Records =>
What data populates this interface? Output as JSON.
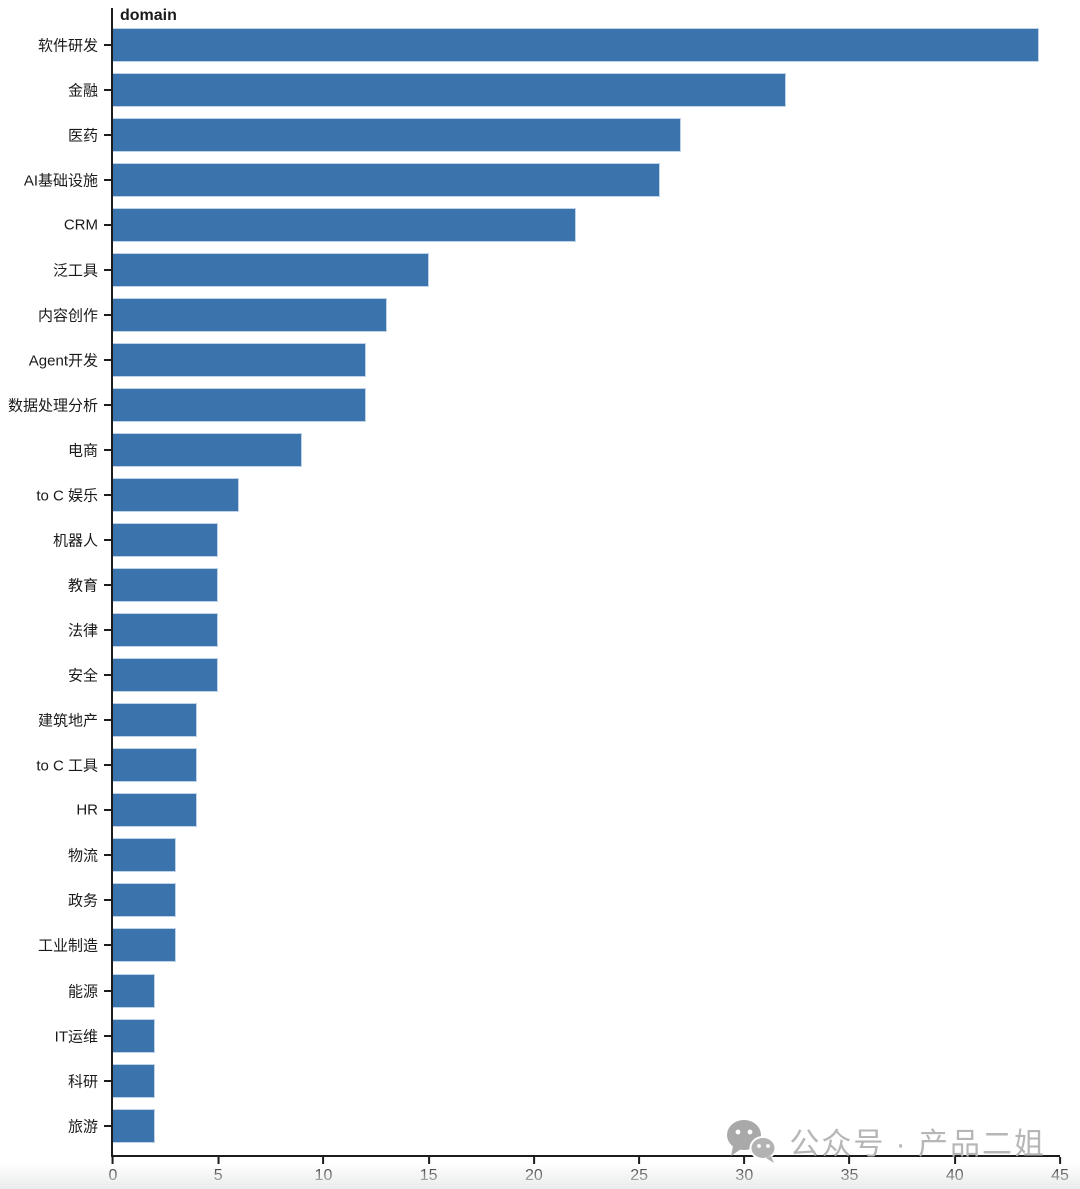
{
  "chart_data": {
    "type": "bar",
    "orientation": "horizontal",
    "title": "domain",
    "categories": [
      "软件研发",
      "金融",
      "医药",
      "AI基础设施",
      "CRM",
      "泛工具",
      "内容创作",
      "Agent开发",
      "数据处理分析",
      "电商",
      "to C 娱乐",
      "机器人",
      "教育",
      "法律",
      "安全",
      "建筑地产",
      "to C 工具",
      "HR",
      "物流",
      "政务",
      "工业制造",
      "能源",
      "IT运维",
      "科研",
      "旅游"
    ],
    "values": [
      44,
      32,
      27,
      26,
      22,
      15,
      13,
      12,
      12,
      9,
      6,
      5,
      5,
      5,
      5,
      4,
      4,
      4,
      3,
      3,
      3,
      2,
      2,
      2,
      2
    ],
    "xlabel": "",
    "ylabel": "domain",
    "xlim": [
      0,
      45
    ],
    "xticks": [
      0,
      5,
      10,
      15,
      20,
      25,
      30,
      35,
      40,
      45
    ],
    "grid": false,
    "legend": null,
    "bar_color": "#3b73ac",
    "bar_edge_color": "#bfd2e8"
  },
  "watermark": {
    "icon": "wechat-icon",
    "text": "公众号 · 产品二姐"
  }
}
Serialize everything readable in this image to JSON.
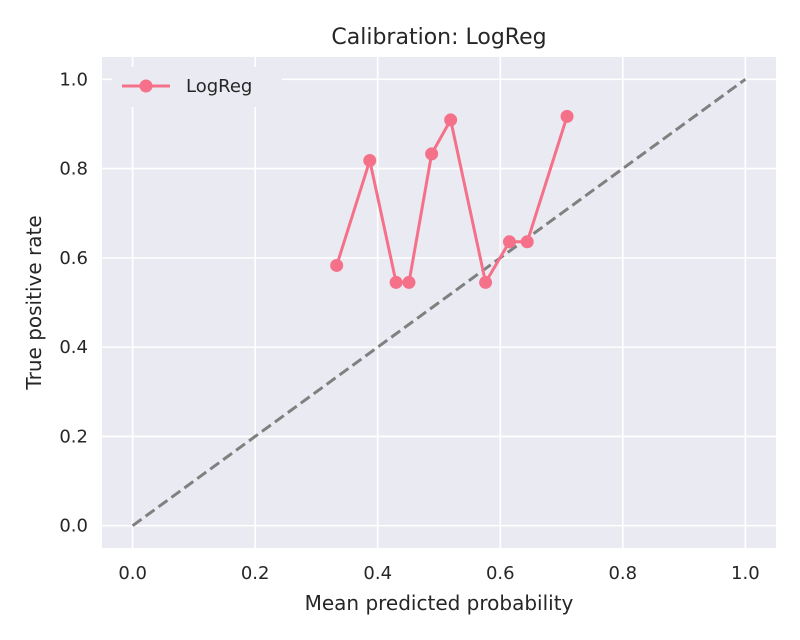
{
  "chart_data": {
    "type": "line",
    "title": "Calibration: LogReg",
    "xlabel": "Mean predicted probability",
    "ylabel": "True positive rate",
    "xlim": [
      -0.05,
      1.05
    ],
    "ylim": [
      -0.05,
      1.05
    ],
    "xticks": [
      0.0,
      0.2,
      0.4,
      0.6,
      0.8,
      1.0
    ],
    "xtick_labels": [
      "0.0",
      "0.2",
      "0.4",
      "0.6",
      "0.8",
      "1.0"
    ],
    "yticks": [
      0.0,
      0.2,
      0.4,
      0.6,
      0.8,
      1.0
    ],
    "ytick_labels": [
      "0.0",
      "0.2",
      "0.4",
      "0.6",
      "0.8",
      "1.0"
    ],
    "grid": true,
    "legend_position": "top-left",
    "series": [
      {
        "name": "LogReg",
        "color": "#f5718a",
        "marker": "circle",
        "x": [
          0.333,
          0.387,
          0.43,
          0.451,
          0.488,
          0.519,
          0.576,
          0.615,
          0.644,
          0.709
        ],
        "y": [
          0.583,
          0.818,
          0.545,
          0.545,
          0.833,
          0.909,
          0.545,
          0.636,
          0.636,
          0.917
        ]
      }
    ],
    "reference_line": {
      "x": [
        0.0,
        1.0
      ],
      "y": [
        0.0,
        1.0
      ],
      "color": "#808080",
      "style": "dashed"
    },
    "plot_background": "#eaeaf2",
    "grid_color": "#ffffff"
  }
}
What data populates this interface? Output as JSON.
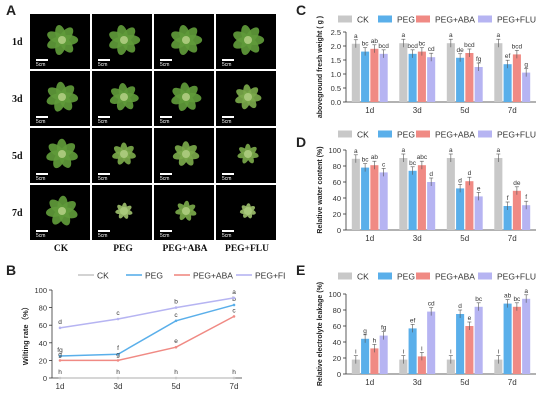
{
  "panel_labels": {
    "a": "A",
    "b": "B",
    "c": "C",
    "d": "D",
    "e": "E"
  },
  "photos": {
    "rows": [
      "1d",
      "3d",
      "5d",
      "7d"
    ],
    "columns": [
      "CK",
      "PEG",
      "PEG+ABA",
      "PEG+FLU"
    ],
    "scale_label": "5cm"
  },
  "colors": {
    "CK": "#c8c8c8",
    "PEG": "#5aafea",
    "PEG+ABA": "#f08a84",
    "PEG+FLU": "#b6b4f2"
  },
  "chart_data": [
    {
      "id": "B",
      "type": "line",
      "x": [
        "1d",
        "3d",
        "5d",
        "7d"
      ],
      "ylabel": "Wilting rate（%）",
      "ylim": [
        0,
        100
      ],
      "yticks": [
        0,
        20,
        40,
        60,
        80,
        100
      ],
      "series": [
        {
          "name": "CK",
          "values": [
            0,
            0,
            0,
            0
          ],
          "labels": [
            "h",
            "h",
            "h",
            "h"
          ]
        },
        {
          "name": "PEG",
          "values": [
            25,
            27,
            65,
            83
          ],
          "labels": [
            "fg",
            "f",
            "c",
            "b"
          ]
        },
        {
          "name": "PEG+ABA",
          "values": [
            20,
            20,
            35,
            70
          ],
          "labels": [
            "g",
            "g",
            "e",
            "c"
          ]
        },
        {
          "name": "PEG+FLU",
          "values": [
            57,
            67,
            80,
            91
          ],
          "labels": [
            "d",
            "c",
            "b",
            "a"
          ]
        }
      ]
    },
    {
      "id": "C",
      "type": "bar",
      "categories": [
        "1d",
        "3d",
        "5d",
        "7d"
      ],
      "ylabel": "aboveground fresh weight ( g )",
      "ylim": [
        0,
        2.5
      ],
      "yticks": [
        0.0,
        0.5,
        1.0,
        1.5,
        2.0,
        2.5
      ],
      "tick_format": "1",
      "series": [
        {
          "name": "CK",
          "values": [
            2.08,
            2.1,
            2.1,
            2.1
          ],
          "labels": [
            "a",
            "a",
            "a",
            "a"
          ]
        },
        {
          "name": "PEG",
          "values": [
            1.8,
            1.72,
            1.58,
            1.35
          ],
          "labels": [
            "bc",
            "bcd",
            "de",
            "ef"
          ]
        },
        {
          "name": "PEG+ABA",
          "values": [
            1.9,
            1.8,
            1.75,
            1.7
          ],
          "labels": [
            "ab",
            "bc",
            "bcd",
            "bcd"
          ]
        },
        {
          "name": "PEG+FLU",
          "values": [
            1.72,
            1.6,
            1.25,
            1.05
          ],
          "labels": [
            "bcd",
            "cd",
            "fg",
            "g"
          ]
        }
      ]
    },
    {
      "id": "D",
      "type": "bar",
      "categories": [
        "1d",
        "3d",
        "5d",
        "7d"
      ],
      "ylabel": "Relative water content (%)",
      "ylim": [
        0,
        100
      ],
      "yticks": [
        0,
        20,
        40,
        60,
        80,
        100
      ],
      "tick_format": "0",
      "series": [
        {
          "name": "CK",
          "values": [
            89,
            90,
            90,
            90
          ],
          "labels": [
            "a",
            "a",
            "a",
            "a"
          ]
        },
        {
          "name": "PEG",
          "values": [
            78,
            74,
            52,
            30
          ],
          "labels": [
            "bc",
            "bc",
            "d",
            "f"
          ]
        },
        {
          "name": "PEG+ABA",
          "values": [
            81,
            81,
            61,
            49
          ],
          "labels": [
            "ab",
            "abc",
            "d",
            "de"
          ]
        },
        {
          "name": "PEG+FLU",
          "values": [
            72,
            60,
            42,
            31
          ],
          "labels": [
            "c",
            "d",
            "e",
            "f"
          ]
        }
      ]
    },
    {
      "id": "E",
      "type": "bar",
      "categories": [
        "1d",
        "3d",
        "5d",
        "7d"
      ],
      "ylabel": "Relative electrolyte leakage (%)",
      "ylim": [
        0,
        100
      ],
      "yticks": [
        0,
        20,
        40,
        60,
        80,
        100
      ],
      "tick_format": "0",
      "series": [
        {
          "name": "CK",
          "values": [
            18,
            18,
            18,
            18
          ],
          "labels": [
            "i",
            "i",
            "i",
            "i"
          ]
        },
        {
          "name": "PEG",
          "values": [
            44,
            57,
            75,
            88
          ],
          "labels": [
            "g",
            "ef",
            "d",
            "ab"
          ]
        },
        {
          "name": "PEG+ABA",
          "values": [
            32,
            22,
            60,
            84
          ],
          "labels": [
            "h",
            "i",
            "e",
            "bc"
          ]
        },
        {
          "name": "PEG+FLU",
          "values": [
            48,
            78,
            84,
            94
          ],
          "labels": [
            "fg",
            "cd",
            "bc",
            "a"
          ]
        }
      ]
    }
  ]
}
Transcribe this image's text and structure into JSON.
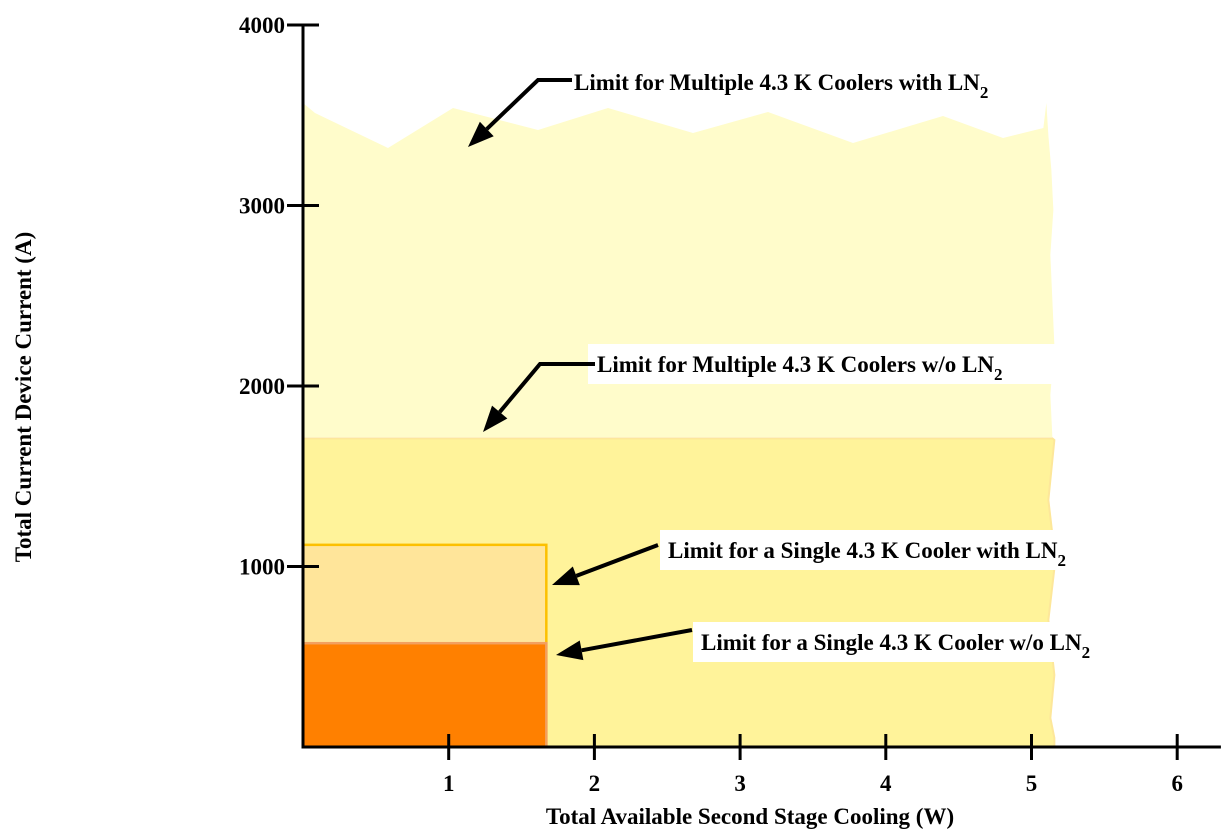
{
  "chart_data": {
    "type": "area",
    "title": "",
    "xlabel": "Total Available Second Stage Cooling (W)",
    "ylabel": "Total Current Device Current (A)",
    "xlim": [
      0,
      6.3
    ],
    "ylim": [
      0,
      4000
    ],
    "x_ticks": [
      "1",
      "2",
      "3",
      "4",
      "5",
      "6"
    ],
    "y_ticks": [
      "1000",
      "2000",
      "3000",
      "4000"
    ],
    "grid": false,
    "legend": "none",
    "regions": [
      {
        "name": "Limit for Multiple 4.3 K Coolers with LN2",
        "x": [
          0,
          5.15
        ],
        "y_top": 3500,
        "color": "#FFFCCB",
        "annotation": {
          "main": "Limit for Multiple 4.3 K Coolers with LN",
          "sub": "2"
        }
      },
      {
        "name": "Limit for Multiple 4.3 K Coolers w/o LN2",
        "x": [
          0,
          5.15
        ],
        "y_top": 1710,
        "color": "#FFF39A",
        "annotation": {
          "main": "Limit for Multiple 4.3 K Coolers w/o LN",
          "sub": "2"
        }
      },
      {
        "name": "Limit for a Single 4.3 K Cooler with LN2",
        "x": [
          0,
          1.67
        ],
        "y_top": 1120,
        "color": "#FFE59A",
        "annotation": {
          "main": "Limit for a Single 4.3 K Cooler with LN",
          "sub": "2"
        }
      },
      {
        "name": "Limit for a Single 4.3 K Cooler w/o LN2",
        "x": [
          0,
          1.67
        ],
        "y_top": 575,
        "color": "#FF8000",
        "annotation": {
          "main": "Limit for a Single 4.3 K Cooler w/o LN",
          "sub": "2"
        }
      }
    ]
  }
}
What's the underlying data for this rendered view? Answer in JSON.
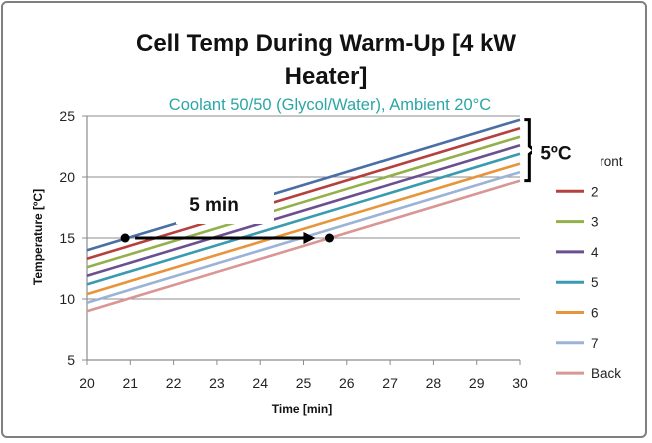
{
  "chart_data": {
    "type": "line",
    "title_lines": [
      "Cell Temp During Warm-Up [4 kW",
      "Heater]"
    ],
    "subtitle": "Coolant 50/50 (Glycol/Water), Ambient 20°C",
    "xlabel": "Time [min]",
    "ylabel": "Temperature [ºC]",
    "xlim": [
      20,
      30
    ],
    "ylim": [
      5,
      25
    ],
    "x_ticks": [
      20,
      21,
      22,
      23,
      24,
      25,
      26,
      27,
      28,
      29,
      30
    ],
    "y_ticks": [
      5,
      10,
      15,
      20,
      25
    ],
    "grid": "horizontal",
    "legend_position": "right",
    "series": [
      {
        "name": "Front",
        "color": "#4a6fa5",
        "x": [
          20,
          30
        ],
        "values": [
          14.0,
          24.7
        ]
      },
      {
        "name": "2",
        "color": "#b5413e",
        "x": [
          20,
          30
        ],
        "values": [
          13.3,
          24.0
        ]
      },
      {
        "name": "3",
        "color": "#93b04a",
        "x": [
          20,
          30
        ],
        "values": [
          12.6,
          23.3
        ]
      },
      {
        "name": "4",
        "color": "#6a5090",
        "x": [
          20,
          30
        ],
        "values": [
          11.9,
          22.6
        ]
      },
      {
        "name": "5",
        "color": "#3a9bb0",
        "x": [
          20,
          30
        ],
        "values": [
          11.2,
          21.9
        ]
      },
      {
        "name": "6",
        "color": "#e8943a",
        "x": [
          20,
          30
        ],
        "values": [
          10.4,
          21.1
        ]
      },
      {
        "name": "7",
        "color": "#9cb3d8",
        "x": [
          20,
          30
        ],
        "values": [
          9.7,
          20.4
        ]
      },
      {
        "name": "Back",
        "color": "#d99695",
        "x": [
          20,
          30
        ],
        "values": [
          9.0,
          19.7
        ]
      }
    ],
    "annotations": {
      "time_arrow": {
        "label": "5 min",
        "x_start": 20.88,
        "x_end": 25.6,
        "y": 15
      },
      "temp_bracket": {
        "label": "5ºC",
        "x": 30.1,
        "y_min": 19.7,
        "y_max": 24.7
      }
    }
  }
}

Exercise => Extract, from the material above, each line holding the word "Relative".

Written response =>
      "ylabel": "Relative water content (%)",
      "ylabel": "Relative electrolyte leakage (%)",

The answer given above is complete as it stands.